§ EXERCISE OBJECTIVE
With the pictures left out, copy the listing below exactly.

§ ROWS
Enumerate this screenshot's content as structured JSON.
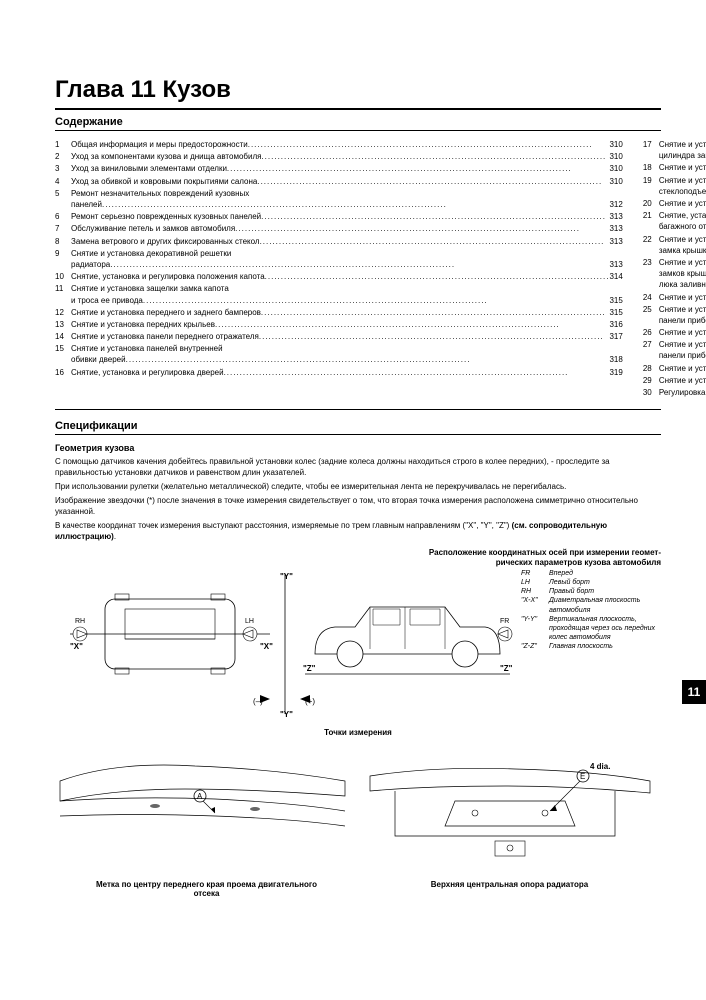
{
  "chapter_title": "Глава 11 Кузов",
  "labels": {
    "contents": "Содержание",
    "specs": "Спецификации"
  },
  "tab_number": "11",
  "toc_left": [
    {
      "n": "1",
      "t": "Общая информация и меры предосторожности",
      "p": "310"
    },
    {
      "n": "2",
      "t": "Уход за компонентами кузова и днища автомобиля",
      "p": "310"
    },
    {
      "n": "3",
      "t": "Уход за виниловыми элементами отделки",
      "p": "310"
    },
    {
      "n": "4",
      "t": "Уход за обивкой и ковровыми покрытиями салона",
      "p": "310"
    },
    {
      "n": "5",
      "t": "Ремонт незначительных повреждений кузовных",
      "t2": "панелей",
      "p": "312"
    },
    {
      "n": "6",
      "t": "Ремонт серьезно поврежденных кузовных панелей",
      "p": "313"
    },
    {
      "n": "7",
      "t": "Обслуживание петель и замков автомобиля",
      "p": "313"
    },
    {
      "n": "8",
      "t": "Замена ветрового и других фиксированных стекол",
      "p": "313"
    },
    {
      "n": "9",
      "t": "Снятие и установка декоративной решетки",
      "t2": "радиатора",
      "p": "313"
    },
    {
      "n": "10",
      "t": "Снятие, установка и регулировка положения капота",
      "p": "314"
    },
    {
      "n": "11",
      "t": "Снятие и установка защелки замка капота",
      "t2": "и троса ее привода",
      "p": "315"
    },
    {
      "n": "12",
      "t": "Снятие и установка переднего и заднего бамперов",
      "p": "315"
    },
    {
      "n": "13",
      "t": "Снятие и установка передних крыльев",
      "p": "316"
    },
    {
      "n": "14",
      "t": "Снятие и установка панели переднего отражателя",
      "p": "317"
    },
    {
      "n": "15",
      "t": "Снятие и установка панелей внутренней",
      "t2": "обивки дверей",
      "p": "318"
    },
    {
      "n": "16",
      "t": "Снятие, установка и регулировка дверей",
      "p": "319"
    }
  ],
  "toc_right": [
    {
      "n": "17",
      "t": "Снятие и установка защелки,",
      "t2": "цилиндра замка и ручек двери",
      "p": "319"
    },
    {
      "n": "18",
      "t": "Снятие и установка дверных стекол",
      "p": "320"
    },
    {
      "n": "19",
      "t": "Снятие и установка регуляторов",
      "t2": "стеклоподъемников",
      "p": "320"
    },
    {
      "n": "20",
      "t": "Снятие и установка зеркал заднего вида",
      "p": "320"
    },
    {
      "n": "21",
      "t": "Снятие, установка и регулировка крышки",
      "t2": "багажного отделения",
      "p": "321"
    },
    {
      "n": "22",
      "t": "Снятие и установка защелки и цилиндра",
      "t2": "замка крышки багажного отделения",
      "p": "321"
    },
    {
      "n": "23",
      "t": "Снятие и установка приводных тросов отпускания",
      "t2": "замков крышки багажного отделения и дверцы",
      "t3": "люка заливной горловины топливного бака",
      "p": "322"
    },
    {
      "n": "24",
      "t": "Снятие и установка центральной консоли",
      "p": "322"
    },
    {
      "n": "25",
      "t": "Снятие и установка отделочных секций",
      "t2": "панели приборов",
      "p": "322"
    },
    {
      "n": "26",
      "t": "Снятие и установка секций кожуха рулевой колонки",
      "p": "324"
    },
    {
      "n": "27",
      "t": "Снятие и установка основной секции",
      "t2": "панели приборов",
      "p": "324"
    },
    {
      "n": "28",
      "t": "Снятие и установка сидений",
      "p": "326"
    },
    {
      "n": "29",
      "t": "Снятие и установка задней полки",
      "p": "327"
    },
    {
      "n": "30",
      "t": "Регулировка верхнего люка",
      "p": "327"
    }
  ],
  "geometry": {
    "title": "Геометрия кузова",
    "p1": "С помощью датчиков качения добейтесь правильной установки колес (задние колеса должны находиться строго в колее передних), - проследите за правильностью установки датчиков и равенством длин указателей.",
    "p2": "При использовании рулетки (желательно металлической) следите, чтобы ее измерительная лента не перекручивалась не перегибалась.",
    "p3": "Изображение звездочки (*) после значения в точке измерения свидетельствует о том, что вторая точка измерения расположена симметрично относительно указанной.",
    "p4a": "В качестве координат точек измерения выступают расстояния, измеряемые по трем главным направлениям (\"X\", \"Y\", \"Z\") ",
    "p4b": "(см. сопроводительную иллюстрацию)",
    "fig1_title_l1": "Расположение координатных осей при измерении геомет-",
    "fig1_title_l2": "рических параметров кузова автомобиля"
  },
  "diagram1": {
    "labels": {
      "Y": "\"Y\"",
      "X": "\"X\"",
      "Z": "\"Z\"",
      "RH": "RH",
      "LH": "LH",
      "FR": "FR",
      "minus": "(–)",
      "plus": "(+)"
    },
    "legend": [
      {
        "k": "FR",
        "v": "Вперед"
      },
      {
        "k": "LH",
        "v": "Левый борт"
      },
      {
        "k": "RH",
        "v": "Правый борт"
      },
      {
        "k": "\"X-X\"",
        "v": "Диаметральная плоскость автомобиля"
      },
      {
        "k": "\"Y-Y\"",
        "v": "Вертикальная плоскость, проходящая через ось передних колес автомобиля"
      },
      {
        "k": "\"Z-Z\"",
        "v": "Главная плоскость"
      }
    ],
    "stroke": "#000000",
    "fill": "#ffffff"
  },
  "caption_points": "Точки измерения",
  "diagram2": {
    "label_A": "A",
    "label_E": "E",
    "label_4dia": "4 dia.",
    "stroke": "#000000"
  },
  "caption_bottom_left_l1": "Метка по центру переднего края проема двигательного",
  "caption_bottom_left_l2": "отсека",
  "caption_bottom_right": "Верхняя центральная опора радиатора"
}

§ SOLUTION
Enumerate this screenshot's content as structured JSON.
{
  "chapter_title": "Глава 11 Кузов",
  "labels": {
    "contents": "Содержание",
    "specs": "Спецификации"
  },
  "tab_number": "11",
  "toc_left": [
    {
      "n": "1",
      "t": "Общая информация и меры предосторожности",
      "p": "310"
    },
    {
      "n": "2",
      "t": "Уход за компонентами кузова и днища автомобиля",
      "p": "310"
    },
    {
      "n": "3",
      "t": "Уход за виниловыми элементами отделки",
      "p": "310"
    },
    {
      "n": "4",
      "t": "Уход за обивкой и ковровыми покрытиями салона",
      "p": "310"
    },
    {
      "n": "5",
      "t": "Ремонт незначительных повреждений кузовных",
      "t2": "панелей",
      "p": "312"
    },
    {
      "n": "6",
      "t": "Ремонт серьезно поврежденных кузовных панелей",
      "p": "313"
    },
    {
      "n": "7",
      "t": "Обслуживание петель и замков автомобиля",
      "p": "313"
    },
    {
      "n": "8",
      "t": "Замена ветрового и других фиксированных стекол",
      "p": "313"
    },
    {
      "n": "9",
      "t": "Снятие и установка декоративной решетки",
      "t2": "радиатора",
      "p": "313"
    },
    {
      "n": "10",
      "t": "Снятие, установка и регулировка положения капота",
      "p": "314"
    },
    {
      "n": "11",
      "t": "Снятие и установка защелки замка капота",
      "t2": "и троса ее привода",
      "p": "315"
    },
    {
      "n": "12",
      "t": "Снятие и установка переднего и заднего бамперов",
      "p": "315"
    },
    {
      "n": "13",
      "t": "Снятие и установка передних крыльев",
      "p": "316"
    },
    {
      "n": "14",
      "t": "Снятие и установка панели переднего отражателя",
      "p": "317"
    },
    {
      "n": "15",
      "t": "Снятие и установка панелей внутренней",
      "t2": "обивки дверей",
      "p": "318"
    },
    {
      "n": "16",
      "t": "Снятие, установка и регулировка дверей",
      "p": "319"
    }
  ],
  "toc_right": [
    {
      "n": "17",
      "t": "Снятие и установка защелки,",
      "t2": "цилиндра замка и ручек двери",
      "p": "319"
    },
    {
      "n": "18",
      "t": "Снятие и установка дверных стекол",
      "p": "320"
    },
    {
      "n": "19",
      "t": "Снятие и установка регуляторов",
      "t2": "стеклоподъемников",
      "p": "320"
    },
    {
      "n": "20",
      "t": "Снятие и установка зеркал заднего вида",
      "p": "320"
    },
    {
      "n": "21",
      "t": "Снятие, установка и регулировка крышки",
      "t2": "багажного отделения",
      "p": "321"
    },
    {
      "n": "22",
      "t": "Снятие и установка защелки и цилиндра",
      "t2": "замка крышки багажного отделения",
      "p": "321"
    },
    {
      "n": "23",
      "t": "Снятие и установка приводных тросов отпускания",
      "t2": "замков крышки багажного отделения и дверцы",
      "t3": "люка заливной горловины топливного бака",
      "p": "322"
    },
    {
      "n": "24",
      "t": "Снятие и установка центральной консоли",
      "p": "322"
    },
    {
      "n": "25",
      "t": "Снятие и установка отделочных секций",
      "t2": "панели приборов",
      "p": "322"
    },
    {
      "n": "26",
      "t": "Снятие и установка секций кожуха рулевой колонки",
      "p": "324"
    },
    {
      "n": "27",
      "t": "Снятие и установка основной секции",
      "t2": "панели приборов",
      "p": "324"
    },
    {
      "n": "28",
      "t": "Снятие и установка сидений",
      "p": "326"
    },
    {
      "n": "29",
      "t": "Снятие и установка задней полки",
      "p": "327"
    },
    {
      "n": "30",
      "t": "Регулировка верхнего люка",
      "p": "327"
    }
  ],
  "geometry": {
    "title": "Геометрия кузова",
    "p1": "С помощью датчиков качения добейтесь правильной установки колес (задние колеса должны находиться строго в колее передних), - проследите за правильностью установки датчиков и равенством длин указателей.",
    "p2": "При использовании рулетки (желательно металлической) следите, чтобы ее измерительная лента не перекручивалась не перегибалась.",
    "p3": "Изображение звездочки (*) после значения в точке измерения свидетельствует о том, что вторая точка измерения расположена симметрично относительно указанной.",
    "p4a": "В качестве координат точек измерения выступают расстояния, измеряемые по трем главным направлениям (\"X\", \"Y\", \"Z\") ",
    "p4b": "(см. сопроводительную иллюстрацию)",
    "fig1_title_l1": "Расположение координатных осей при измерении геомет-",
    "fig1_title_l2": "рических параметров кузова автомобиля"
  },
  "diagram1": {
    "labels": {
      "Y": "\"Y\"",
      "X": "\"X\"",
      "Z": "\"Z\"",
      "RH": "RH",
      "LH": "LH",
      "FR": "FR",
      "minus": "(–)",
      "plus": "(+)"
    },
    "legend": [
      {
        "k": "FR",
        "v": "Вперед"
      },
      {
        "k": "LH",
        "v": "Левый борт"
      },
      {
        "k": "RH",
        "v": "Правый борт"
      },
      {
        "k": "\"X-X\"",
        "v": "Диаметральная плоскость автомобиля"
      },
      {
        "k": "\"Y-Y\"",
        "v": "Вертикальная плоскость, проходящая через ось передних колес автомобиля"
      },
      {
        "k": "\"Z-Z\"",
        "v": "Главная плоскость"
      }
    ],
    "stroke": "#000000",
    "fill": "#ffffff"
  },
  "caption_points": "Точки измерения",
  "diagram2": {
    "label_A": "A",
    "label_E": "E",
    "label_4dia": "4 dia.",
    "stroke": "#000000"
  },
  "caption_bottom_left_l1": "Метка по центру переднего края проема двигательного",
  "caption_bottom_left_l2": "отсека",
  "caption_bottom_right": "Верхняя центральная опора радиатора"
}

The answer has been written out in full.